Collection entries:
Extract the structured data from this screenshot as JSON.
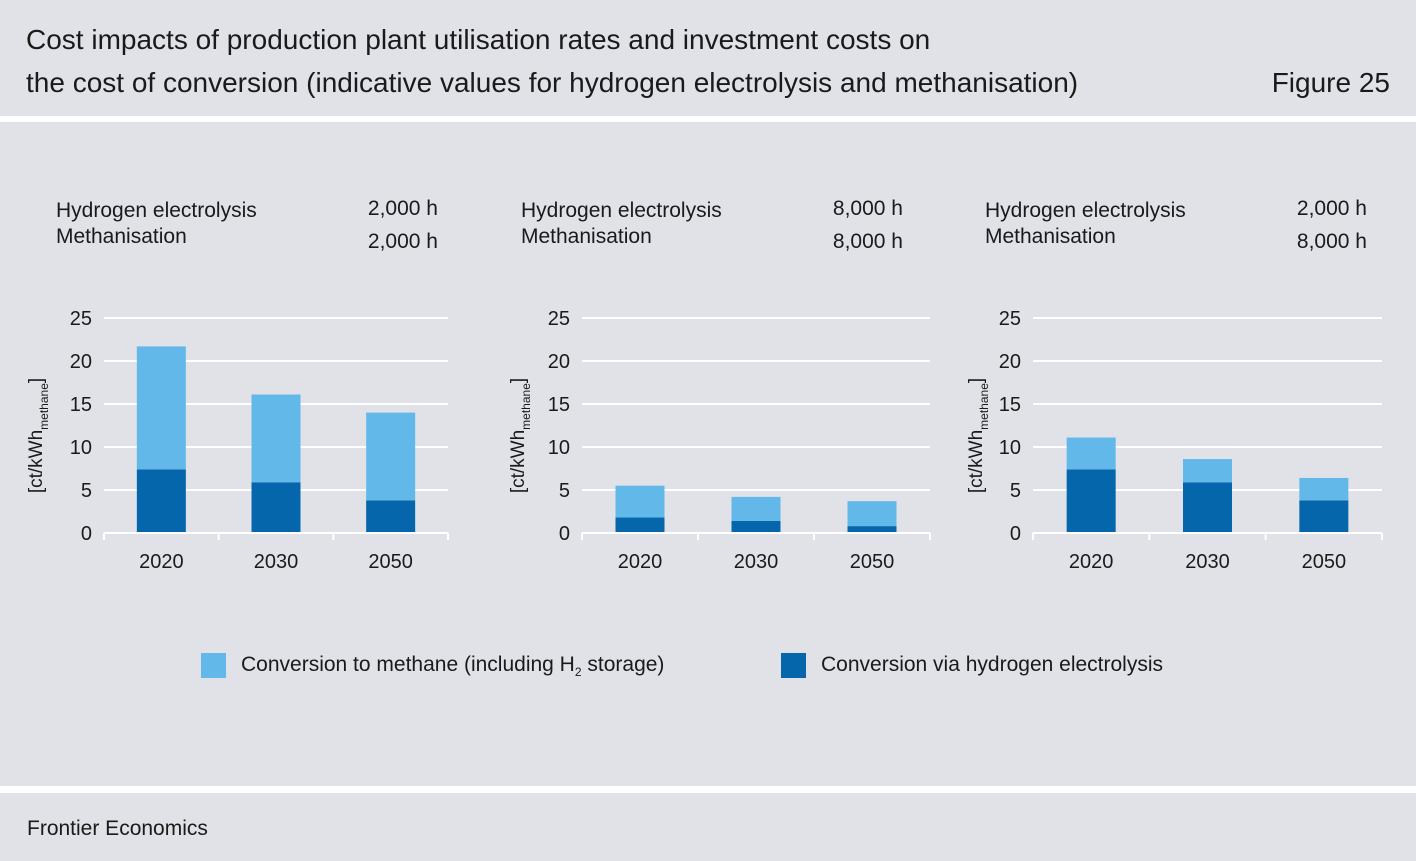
{
  "title": {
    "line1": "Cost impacts of production plant utilisation rates and investment costs on",
    "line2": "the cost of conversion (indicative values for hydrogen electrolysis and methanisation)"
  },
  "figure_label": "Figure 25",
  "source": "Frontier Economics",
  "colors": {
    "methane": "#62b8e8",
    "electrolysis": "#0566ab",
    "grid": "#ffffff",
    "band": "#e1e2e7"
  },
  "panels": [
    {
      "label_1": "Hydrogen electrolysis",
      "value_1": "2,000 h",
      "label_2": "Methanisation",
      "value_2": "2,000 h"
    },
    {
      "label_1": "Hydrogen electrolysis",
      "value_1": "8,000 h",
      "label_2": "Methanisation",
      "value_2": "8,000 h"
    },
    {
      "label_1": "Hydrogen electrolysis",
      "value_1": "2,000 h",
      "label_2": "Methanisation",
      "value_2": "8,000 h"
    }
  ],
  "legend": {
    "methane": {
      "text_before": "Conversion to methane (including H",
      "sub": "2",
      "text_after": " storage)"
    },
    "electrolysis": {
      "text": "Conversion via hydrogen electrolysis"
    }
  },
  "chart_data": [
    {
      "type": "bar",
      "stacked": true,
      "categories": [
        "2020",
        "2030",
        "2050"
      ],
      "ylabel_main": "[ct/kWh",
      "ylabel_sub": "methane",
      "ylabel_end": "]",
      "ylim": [
        0,
        25
      ],
      "yticks": [
        0,
        5,
        10,
        15,
        20,
        25
      ],
      "grid": true,
      "series": [
        {
          "name": "Conversion via hydrogen electrolysis",
          "color": "#0566ab",
          "values": [
            7.4,
            5.9,
            3.8
          ]
        },
        {
          "name": "Conversion to methane (including H2 storage)",
          "color": "#62b8e8",
          "values": [
            14.3,
            10.2,
            10.2
          ]
        }
      ]
    },
    {
      "type": "bar",
      "stacked": true,
      "categories": [
        "2020",
        "2030",
        "2050"
      ],
      "ylabel_main": "[ct/kWh",
      "ylabel_sub": "methane",
      "ylabel_end": "]",
      "ylim": [
        0,
        25
      ],
      "yticks": [
        0,
        5,
        10,
        15,
        20,
        25
      ],
      "grid": true,
      "series": [
        {
          "name": "Conversion via hydrogen electrolysis",
          "color": "#0566ab",
          "values": [
            1.8,
            1.4,
            0.8
          ]
        },
        {
          "name": "Conversion to methane (including H2 storage)",
          "color": "#62b8e8",
          "values": [
            3.7,
            2.8,
            2.9
          ]
        }
      ]
    },
    {
      "type": "bar",
      "stacked": true,
      "categories": [
        "2020",
        "2030",
        "2050"
      ],
      "ylabel_main": "[ct/kWh",
      "ylabel_sub": "methane",
      "ylabel_end": "]",
      "ylim": [
        0,
        25
      ],
      "yticks": [
        0,
        5,
        10,
        15,
        20,
        25
      ],
      "grid": true,
      "series": [
        {
          "name": "Conversion via hydrogen electrolysis",
          "color": "#0566ab",
          "values": [
            7.4,
            5.9,
            3.8
          ]
        },
        {
          "name": "Conversion to methane (including H2 storage)",
          "color": "#62b8e8",
          "values": [
            3.7,
            2.7,
            2.6
          ]
        }
      ]
    }
  ]
}
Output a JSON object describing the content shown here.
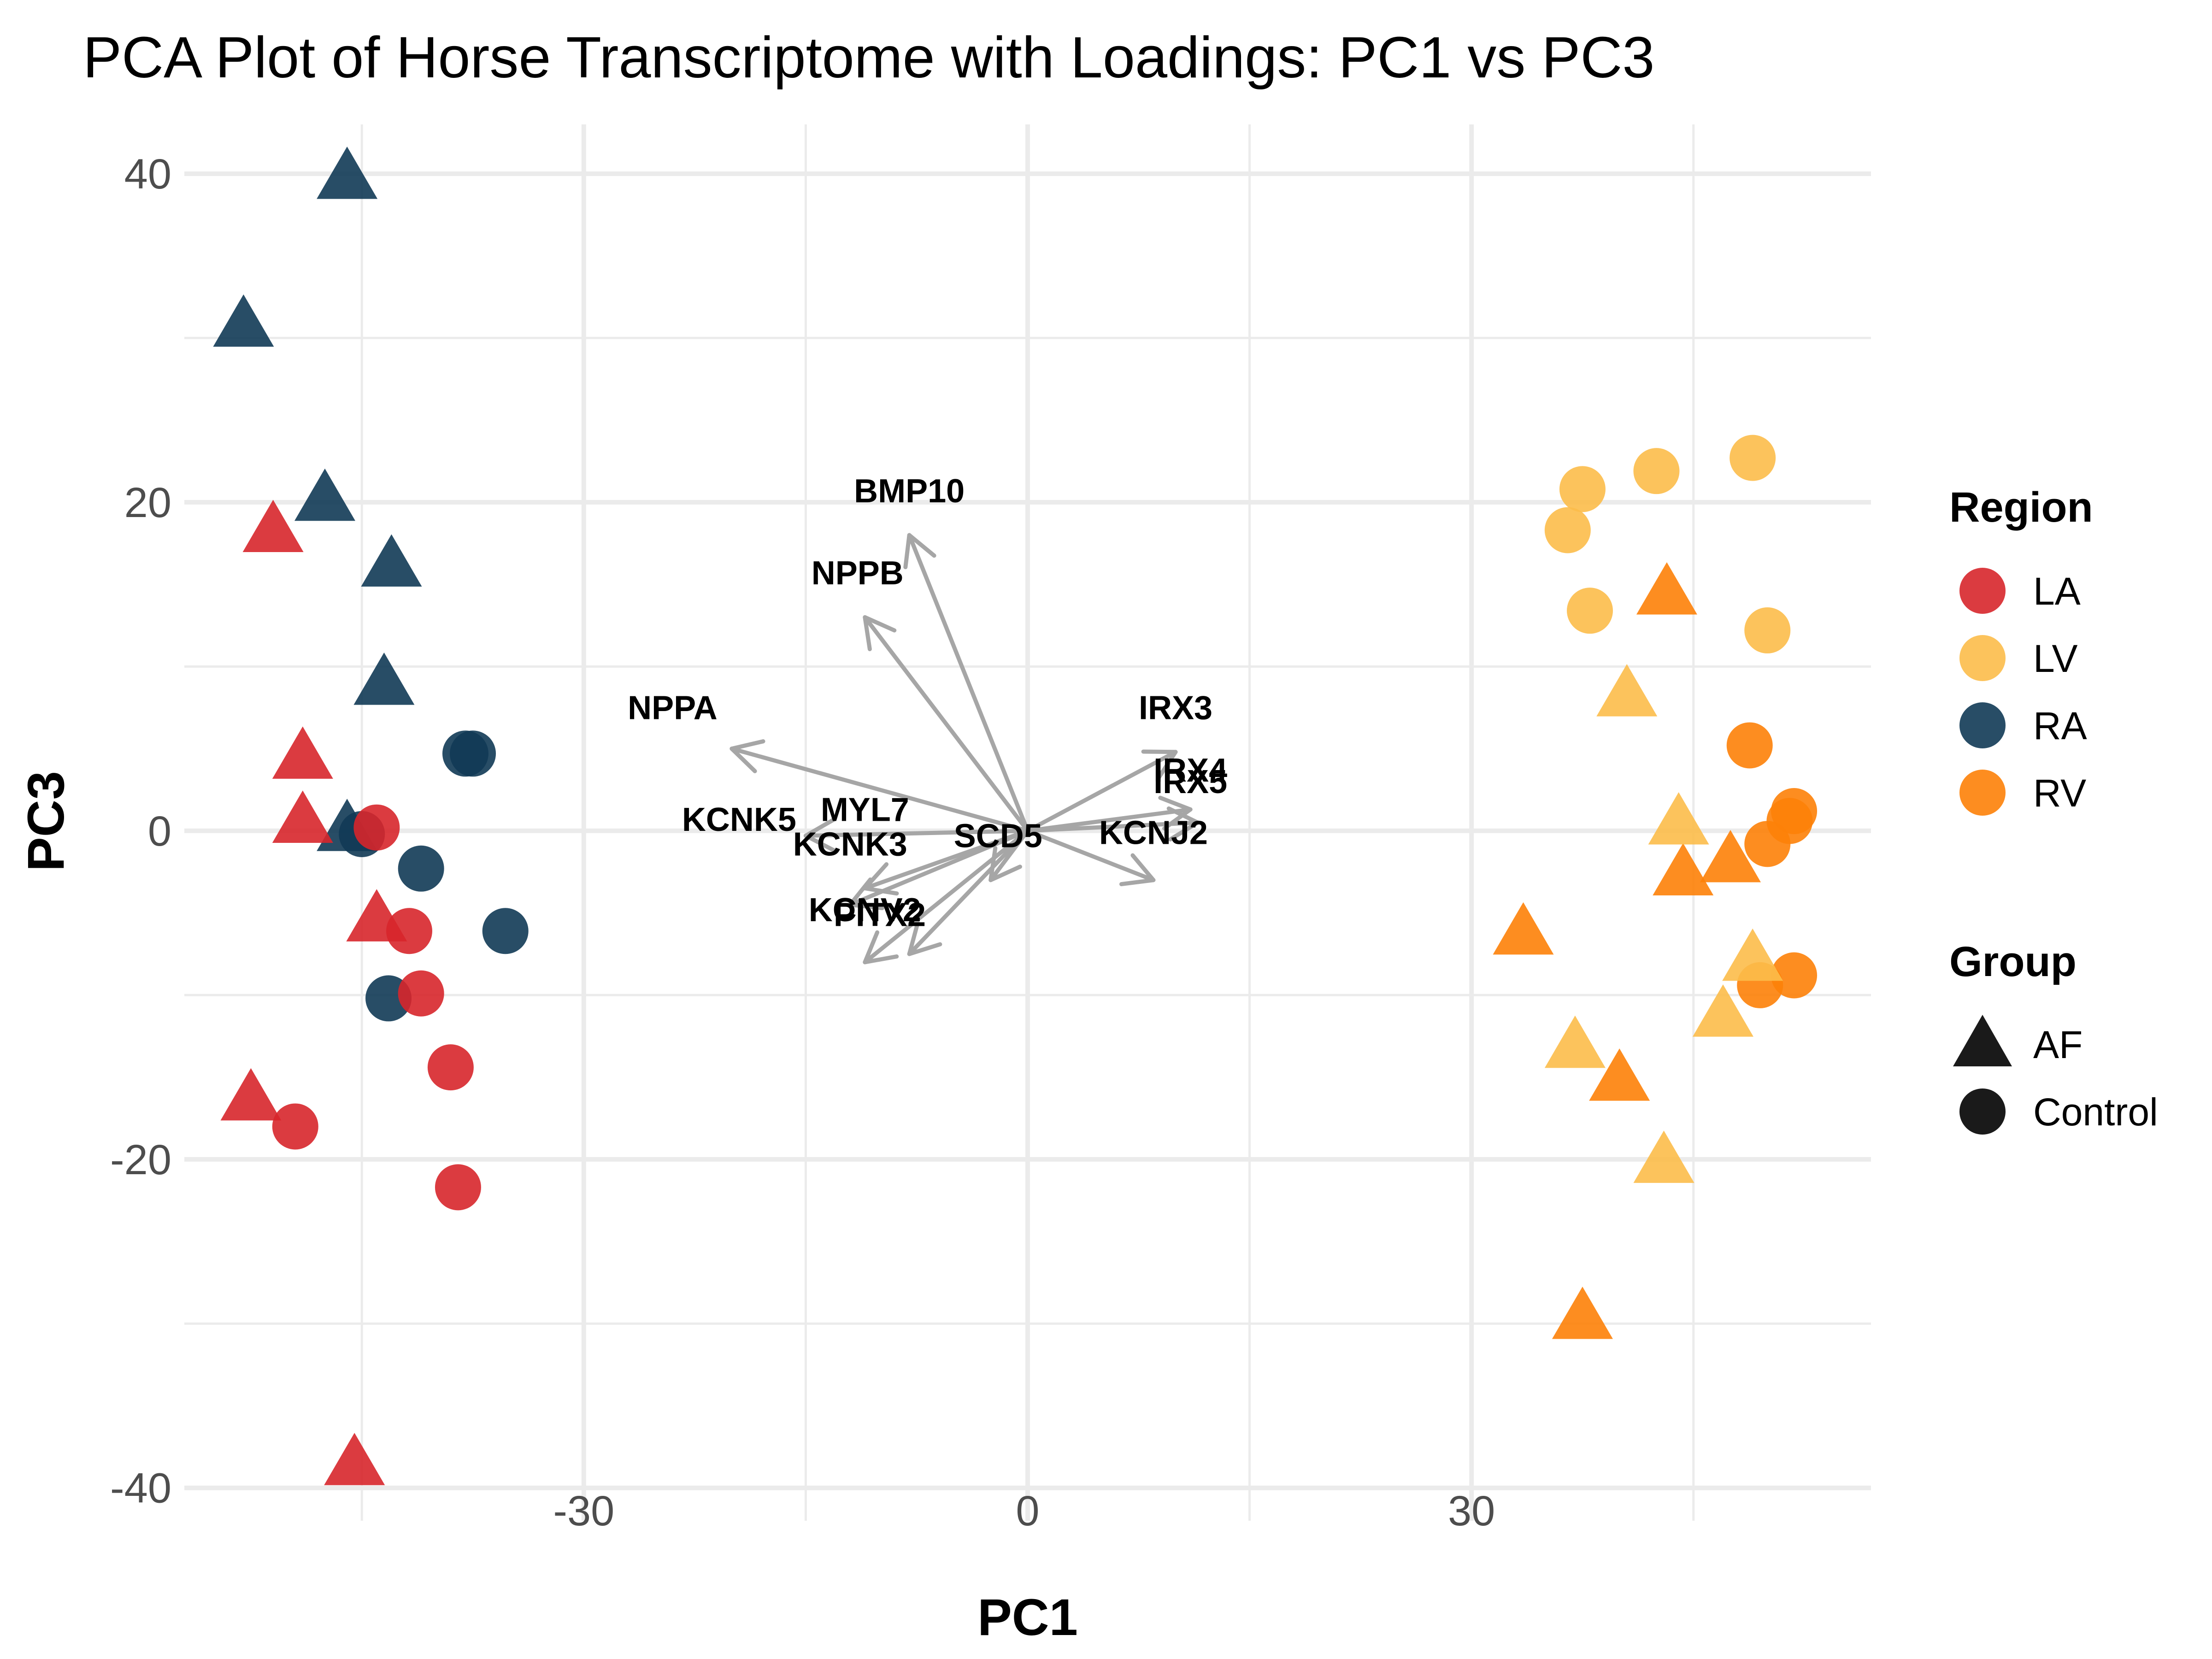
{
  "chart_data": {
    "type": "scatter",
    "title": "PCA Plot of Horse Transcriptome with Loadings: PC1 vs PC3",
    "xlabel": "PC1",
    "ylabel": "PC3",
    "xlim": [
      -57,
      57
    ],
    "ylim": [
      -42,
      43
    ],
    "x_ticks": [
      -30,
      0,
      30
    ],
    "y_ticks": [
      -40,
      -20,
      0,
      20,
      40
    ],
    "grid": true,
    "legend_position": "right",
    "colors": {
      "LA": "#d7262b",
      "LV": "#fcbc4a",
      "RA": "#113a55",
      "RV": "#fd8108",
      "arrow": "#a6a6a6",
      "grid": "#ebebeb"
    },
    "legends": [
      {
        "title": "Region",
        "kind": "color",
        "entries": [
          "LA",
          "LV",
          "RA",
          "RV"
        ]
      },
      {
        "title": "Group",
        "kind": "shape",
        "entries": [
          "AF",
          "Control"
        ]
      }
    ],
    "points": [
      {
        "region": "RA",
        "group": "AF",
        "x": -46,
        "y": 39.8
      },
      {
        "region": "RA",
        "group": "AF",
        "x": -53,
        "y": 30.8
      },
      {
        "region": "RA",
        "group": "AF",
        "x": -47.5,
        "y": 20.2
      },
      {
        "region": "RA",
        "group": "AF",
        "x": -43,
        "y": 16.2
      },
      {
        "region": "RA",
        "group": "AF",
        "x": -43.5,
        "y": 9
      },
      {
        "region": "RA",
        "group": "AF",
        "x": -46,
        "y": 0.1
      },
      {
        "region": "LA",
        "group": "AF",
        "x": -51,
        "y": 18.3
      },
      {
        "region": "LA",
        "group": "AF",
        "x": -49,
        "y": 4.5
      },
      {
        "region": "LA",
        "group": "AF",
        "x": -49,
        "y": 0.6
      },
      {
        "region": "LA",
        "group": "AF",
        "x": -44,
        "y": -5.4
      },
      {
        "region": "LA",
        "group": "AF",
        "x": -52.5,
        "y": -16.3
      },
      {
        "region": "LA",
        "group": "AF",
        "x": -45.5,
        "y": -38.5
      },
      {
        "region": "RA",
        "group": "Control",
        "x": -38,
        "y": 4.7
      },
      {
        "region": "RA",
        "group": "Control",
        "x": -37.5,
        "y": 4.7
      },
      {
        "region": "RA",
        "group": "Control",
        "x": -45,
        "y": -0.2
      },
      {
        "region": "RA",
        "group": "Control",
        "x": -41,
        "y": -2.3
      },
      {
        "region": "RA",
        "group": "Control",
        "x": -35.3,
        "y": -6.1
      },
      {
        "region": "RA",
        "group": "Control",
        "x": -43.2,
        "y": -10.2
      },
      {
        "region": "LA",
        "group": "Control",
        "x": -44,
        "y": 0.2
      },
      {
        "region": "LA",
        "group": "Control",
        "x": -41.8,
        "y": -6.1
      },
      {
        "region": "LA",
        "group": "Control",
        "x": -41,
        "y": -9.9
      },
      {
        "region": "LA",
        "group": "Control",
        "x": -39,
        "y": -14.4
      },
      {
        "region": "LA",
        "group": "Control",
        "x": -49.5,
        "y": -18
      },
      {
        "region": "LA",
        "group": "Control",
        "x": -38.5,
        "y": -21.7
      },
      {
        "region": "LV",
        "group": "Control",
        "x": 37.5,
        "y": 20.8
      },
      {
        "region": "LV",
        "group": "Control",
        "x": 42.5,
        "y": 21.9
      },
      {
        "region": "LV",
        "group": "Control",
        "x": 49,
        "y": 22.7
      },
      {
        "region": "LV",
        "group": "Control",
        "x": 36.5,
        "y": 18.3
      },
      {
        "region": "LV",
        "group": "Control",
        "x": 38,
        "y": 13.4
      },
      {
        "region": "LV",
        "group": "Control",
        "x": 50,
        "y": 12.2
      },
      {
        "region": "RV",
        "group": "Control",
        "x": 48.8,
        "y": 5.2
      },
      {
        "region": "RV",
        "group": "Control",
        "x": 51.8,
        "y": 1.2
      },
      {
        "region": "RV",
        "group": "Control",
        "x": 51.5,
        "y": 0.6
      },
      {
        "region": "RV",
        "group": "Control",
        "x": 50,
        "y": -0.8
      },
      {
        "region": "RV",
        "group": "Control",
        "x": 51.8,
        "y": -8.8
      },
      {
        "region": "RV",
        "group": "Control",
        "x": 49.5,
        "y": -9.4
      },
      {
        "region": "RV",
        "group": "AF",
        "x": 43.2,
        "y": 14.5
      },
      {
        "region": "RV",
        "group": "AF",
        "x": 47.5,
        "y": -1.8
      },
      {
        "region": "RV",
        "group": "AF",
        "x": 44.3,
        "y": -2.6
      },
      {
        "region": "RV",
        "group": "AF",
        "x": 33.5,
        "y": -6.2
      },
      {
        "region": "RV",
        "group": "AF",
        "x": 40,
        "y": -15.1
      },
      {
        "region": "RV",
        "group": "AF",
        "x": 37.5,
        "y": -29.6
      },
      {
        "region": "LV",
        "group": "AF",
        "x": 40.5,
        "y": 8.3
      },
      {
        "region": "LV",
        "group": "AF",
        "x": 44,
        "y": 0.5
      },
      {
        "region": "LV",
        "group": "AF",
        "x": 49,
        "y": -7.8
      },
      {
        "region": "LV",
        "group": "AF",
        "x": 47,
        "y": -11.2
      },
      {
        "region": "LV",
        "group": "AF",
        "x": 37,
        "y": -13.1
      },
      {
        "region": "LV",
        "group": "AF",
        "x": 43,
        "y": -20.1
      }
    ],
    "loadings": [
      {
        "gene": "BMP10",
        "x": -8,
        "y": 18,
        "label_x": -8,
        "label_y": 20
      },
      {
        "gene": "NPPB",
        "x": -11,
        "y": 13,
        "label_x": -11.5,
        "label_y": 15
      },
      {
        "gene": "NPPA",
        "x": -20,
        "y": 5,
        "label_x": -24,
        "label_y": 6.8
      },
      {
        "gene": "IRX3",
        "x": 10,
        "y": 4.8,
        "label_x": 10,
        "label_y": 6.8
      },
      {
        "gene": "IRX4",
        "x": 11,
        "y": 1.3,
        "label_x": 11,
        "label_y": 3
      },
      {
        "gene": "IRX5",
        "x": 11.5,
        "y": 0.5,
        "label_x": 11,
        "label_y": 2.3
      },
      {
        "gene": "KCNJ2",
        "x": 8.5,
        "y": -3,
        "label_x": 8.5,
        "label_y": -0.8
      },
      {
        "gene": "KCNK5",
        "x": -15,
        "y": -0.3,
        "label_x": -19.5,
        "label_y": 0
      },
      {
        "gene": "MYL7",
        "x": -11,
        "y": -3.5,
        "label_x": -11,
        "label_y": 0.6
      },
      {
        "gene": "KCNK3",
        "x": -12,
        "y": -4.5,
        "label_x": -12,
        "label_y": -1.5
      },
      {
        "gene": "SCD5",
        "x": -2.5,
        "y": -3,
        "label_x": -2,
        "label_y": -1
      },
      {
        "gene": "KCNV2",
        "x": -11,
        "y": -8,
        "label_x": -11,
        "label_y": -5.5
      },
      {
        "gene": "PITX2",
        "x": -8,
        "y": -7.5,
        "label_x": -10,
        "label_y": -5.8
      }
    ]
  }
}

__Aim of the exercise__
Look through the material above. Copy each line where the word "JSON" appears.

__Exercise output__
Extract the structured data from this screenshot as JSON.
Output a JSON object describing the content shown here.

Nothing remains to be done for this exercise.